# Task instructions
Copy the data that follows exactly. Include no pictures.

══ Data shown

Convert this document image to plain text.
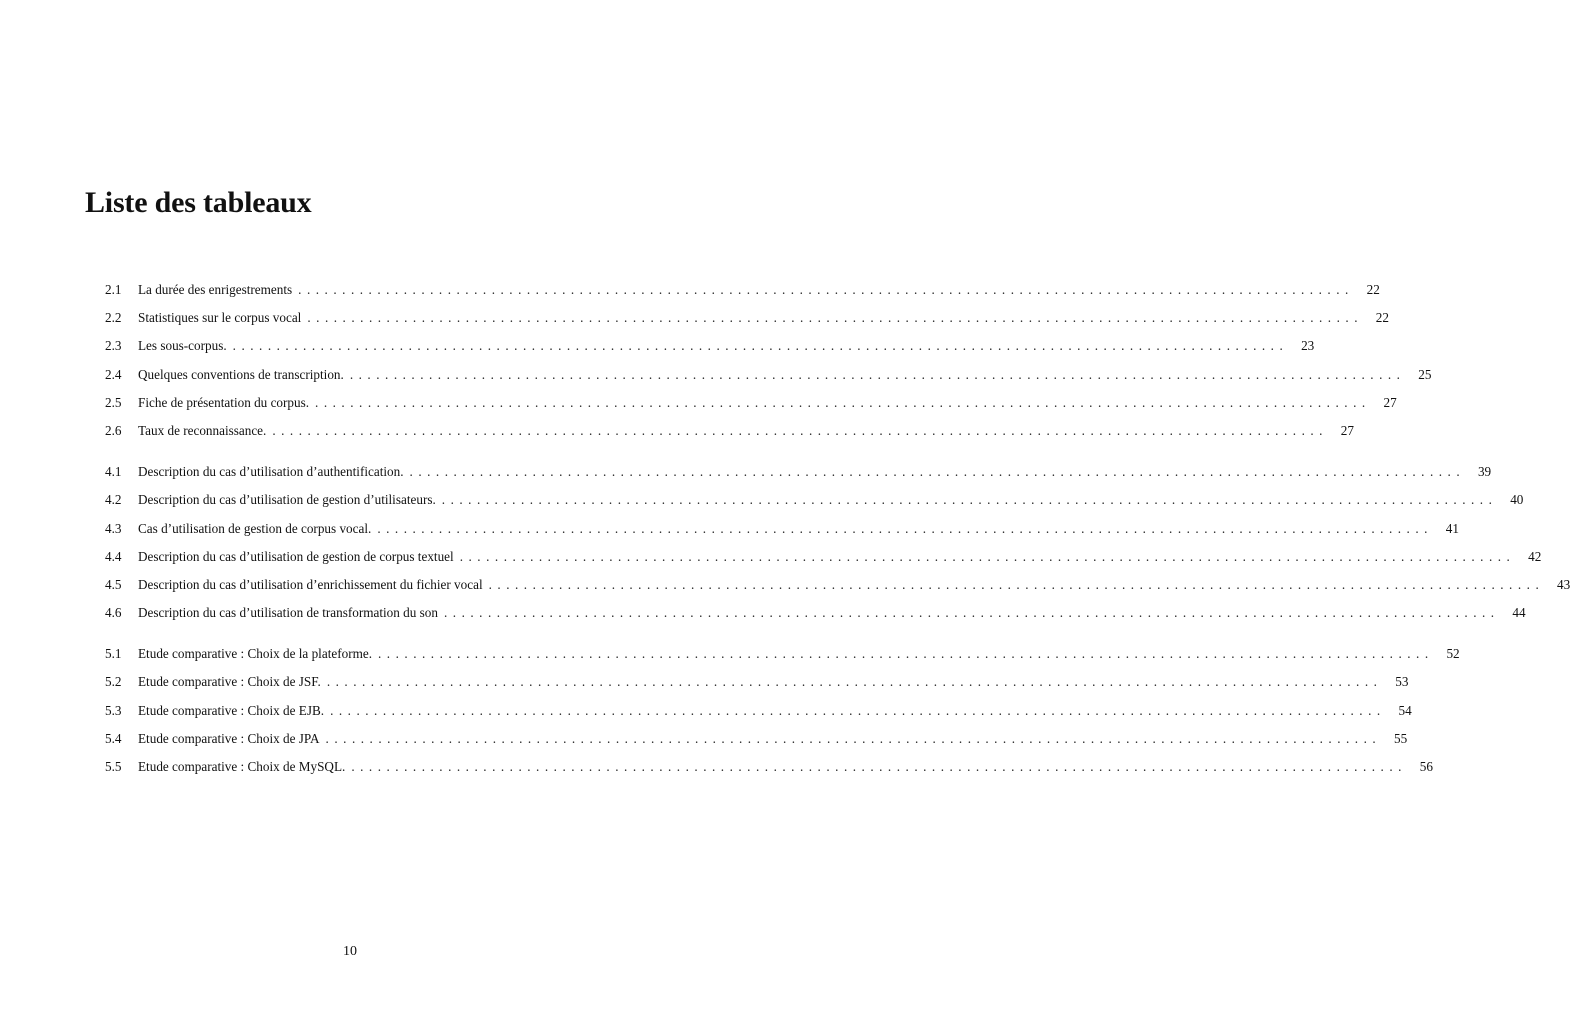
Liste des tableaux
2.1	La durée des enrigestrements ........................................................................................................................ 22
2.2	Statistiques sur le corpus vocal ........................................................................................................................ 22
2.3	Les sous-corpus. ........................................................................................................................ 23
2.4	Quelques conventions de transcription. ........................................................................................................................ 25
2.5	Fiche de présentation du corpus. ........................................................................................................................ 27
2.6	Taux de reconnaissance. ........................................................................................................................ 27
4.1	Description du cas d’utilisation d’authentification. ........................................................................................................................ 39
4.2	Description du cas d’utilisation de gestion d’utilisateurs. ........................................................................................................................ 40
4.3	Cas d’utilisation de gestion de corpus vocal. ........................................................................................................................ 41
4.4	Description du cas d’utilisation de gestion de corpus textuel ........................................................................................................................ 42
4.5	Description du cas d’utilisation d’enrichissement du fichier vocal ........................................................................................................................ 43
4.6	Description du cas d’utilisation de transformation du son ........................................................................................................................ 44
5.1	Etude comparative : Choix de la plateforme. ........................................................................................................................ 52
5.2	Etude comparative : Choix de JSF. ........................................................................................................................ 53
5.3	Etude comparative : Choix de EJB. ........................................................................................................................ 54
5.4	Etude comparative : Choix de JPA ........................................................................................................................ 55
5.5	Etude comparative : Choix de MySQL. ........................................................................................................................ 56
10
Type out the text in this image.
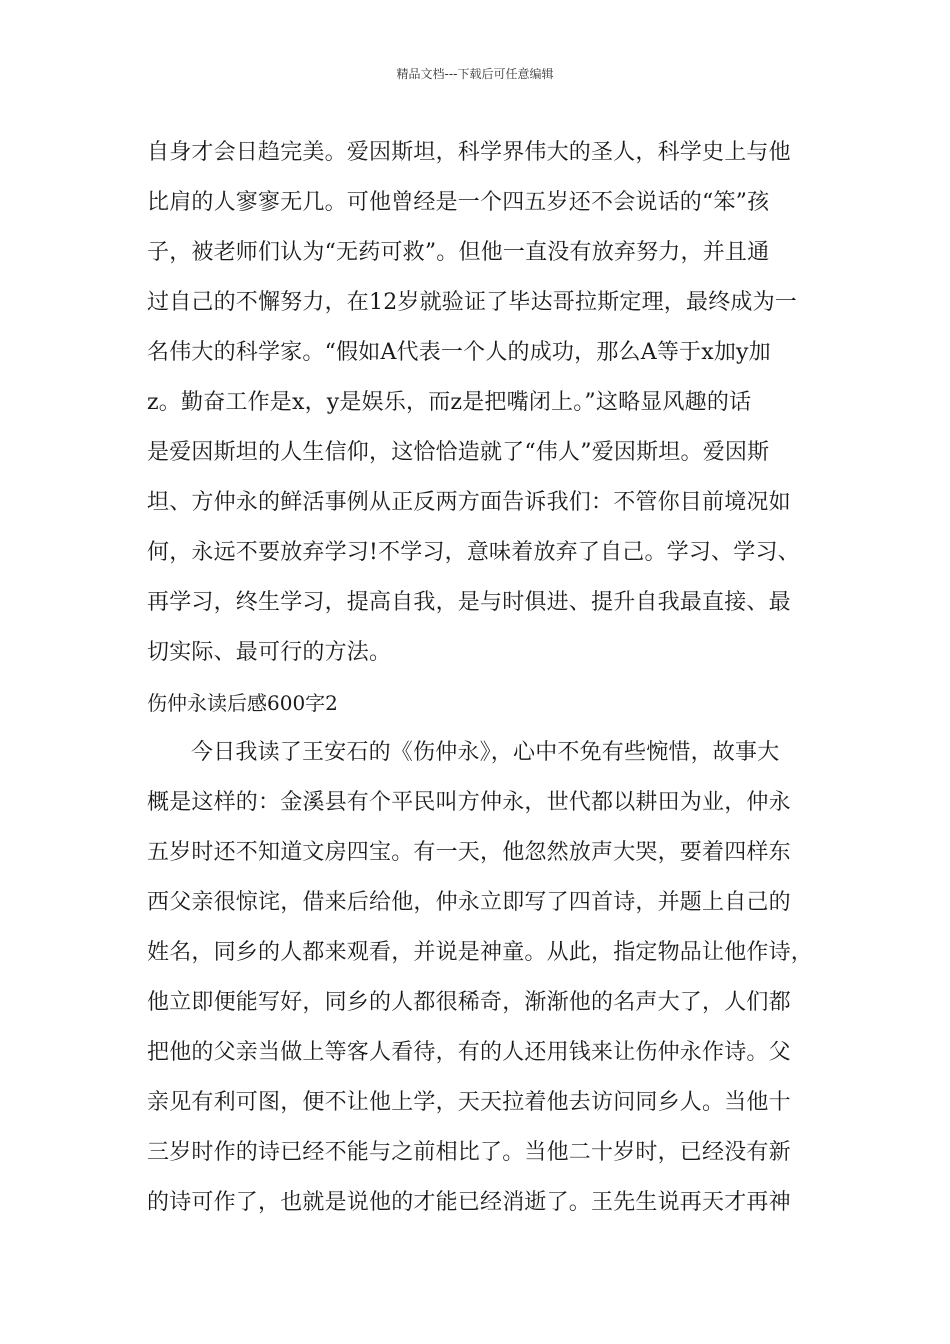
精品文档---下载后可任意编辑
自身才会日趋完美。爱因斯坦，科学界伟大的圣人，科学史上与他
比肩的人寥寥无几。可他曾经是一个四五岁还不会说话的“笨”孩
子，被老师们认为“无药可救”。但他一直没有放弃努力，并且通
过自己的不懈努力，在12岁就验证了毕达哥拉斯定理，最终成为一
名伟大的科学家。“假如A代表一个人的成功，那么A等于x加y加
z。勤奋工作是x，y是娱乐，而z是把嘴闭上。”这略显风趣的话
是爱因斯坦的人生信仰，这恰恰造就了“伟人”爱因斯坦。爱因斯
坦、方仲永的鲜活事例从正反两方面告诉我们：不管你目前境况如
何，永远不要放弃学习!不学习，意味着放弃了自己。学习、学习、
再学习，终生学习，提高自我，是与时俱进、提升自我最直接、最
切实际、最可行的方法。
伤仲永读后感600字2
今日我读了王安石的《伤仲永》，心中不免有些惋惜，故事大
概是这样的：金溪县有个平民叫方仲永，世代都以耕田为业，仲永
五岁时还不知道文房四宝。有一天，他忽然放声大哭，要着四样东
西父亲很惊诧，借来后给他，仲永立即写了四首诗，并题上自己的
姓名，同乡的人都来观看，并说是神童。从此，指定物品让他作诗，
他立即便能写好，同乡的人都很稀奇，渐渐他的名声大了，人们都
把他的父亲当做上等客人看待，有的人还用钱来让伤仲永作诗。父
亲见有利可图，便不让他上学，天天拉着他去访问同乡人。当他十
三岁时作的诗已经不能与之前相比了。当他二十岁时，已经没有新
的诗可作了，也就是说他的才能已经消逝了。王先生说再天才再神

════

# Response for this exercise
Convert this document image to plain text.
Liste des tableaux
2.1	La durée des enrigestrements ........................................................................................................................ 22
2.2	Statistiques sur le corpus vocal ........................................................................................................................ 22
2.3	Les sous-corpus. ........................................................................................................................ 23
2.4	Quelques conventions de transcription. ........................................................................................................................ 25
2.5	Fiche de présentation du corpus. ........................................................................................................................ 27
2.6	Taux de reconnaissance. ........................................................................................................................ 27
4.1	Description du cas d’utilisation d’authentification. ........................................................................................................................ 39
4.2	Description du cas d’utilisation de gestion d’utilisateurs. ........................................................................................................................ 40
4.3	Cas d’utilisation de gestion de corpus vocal. ........................................................................................................................ 41
4.4	Description du cas d’utilisation de gestion de corpus textuel ........................................................................................................................ 42
4.5	Description du cas d’utilisation d’enrichissement du fichier vocal ........................................................................................................................ 43
4.6	Description du cas d’utilisation de transformation du son ........................................................................................................................ 44
5.1	Etude comparative : Choix de la plateforme. ........................................................................................................................ 52
5.2	Etude comparative : Choix de JSF. ........................................................................................................................ 53
5.3	Etude comparative : Choix de EJB. ........................................................................................................................ 54
5.4	Etude comparative : Choix de JPA ........................................................................................................................ 55
5.5	Etude comparative : Choix de MySQL. ........................................................................................................................ 56
10
Type out the text in this image.
精品文档---下载后可任意编辑
自身才会日趋完美。爱因斯坦，科学界伟大的圣人，科学史上与他
比肩的人寥寥无几。可他曾经是一个四五岁还不会说话的“笨”孩
子，被老师们认为“无药可救”。但他一直没有放弃努力，并且通
过自己的不懈努力，在12岁就验证了毕达哥拉斯定理，最终成为一
名伟大的科学家。“假如A代表一个人的成功，那么A等于x加y加
z。勤奋工作是x，y是娱乐，而z是把嘴闭上。”这略显风趣的话
是爱因斯坦的人生信仰，这恰恰造就了“伟人”爱因斯坦。爱因斯
坦、方仲永的鲜活事例从正反两方面告诉我们：不管你目前境况如
何，永远不要放弃学习!不学习，意味着放弃了自己。学习、学习、
再学习，终生学习，提高自我，是与时俱进、提升自我最直接、最
切实际、最可行的方法。
伤仲永读后感600字2
今日我读了王安石的《伤仲永》，心中不免有些惋惜，故事大
概是这样的：金溪县有个平民叫方仲永，世代都以耕田为业，仲永
五岁时还不知道文房四宝。有一天，他忽然放声大哭，要着四样东
西父亲很惊诧，借来后给他，仲永立即写了四首诗，并题上自己的
姓名，同乡的人都来观看，并说是神童。从此，指定物品让他作诗，
他立即便能写好，同乡的人都很稀奇，渐渐他的名声大了，人们都
把他的父亲当做上等客人看待，有的人还用钱来让伤仲永作诗。父
亲见有利可图，便不让他上学，天天拉着他去访问同乡人。当他十
三岁时作的诗已经不能与之前相比了。当他二十岁时，已经没有新
的诗可作了，也就是说他的才能已经消逝了。王先生说再天才再神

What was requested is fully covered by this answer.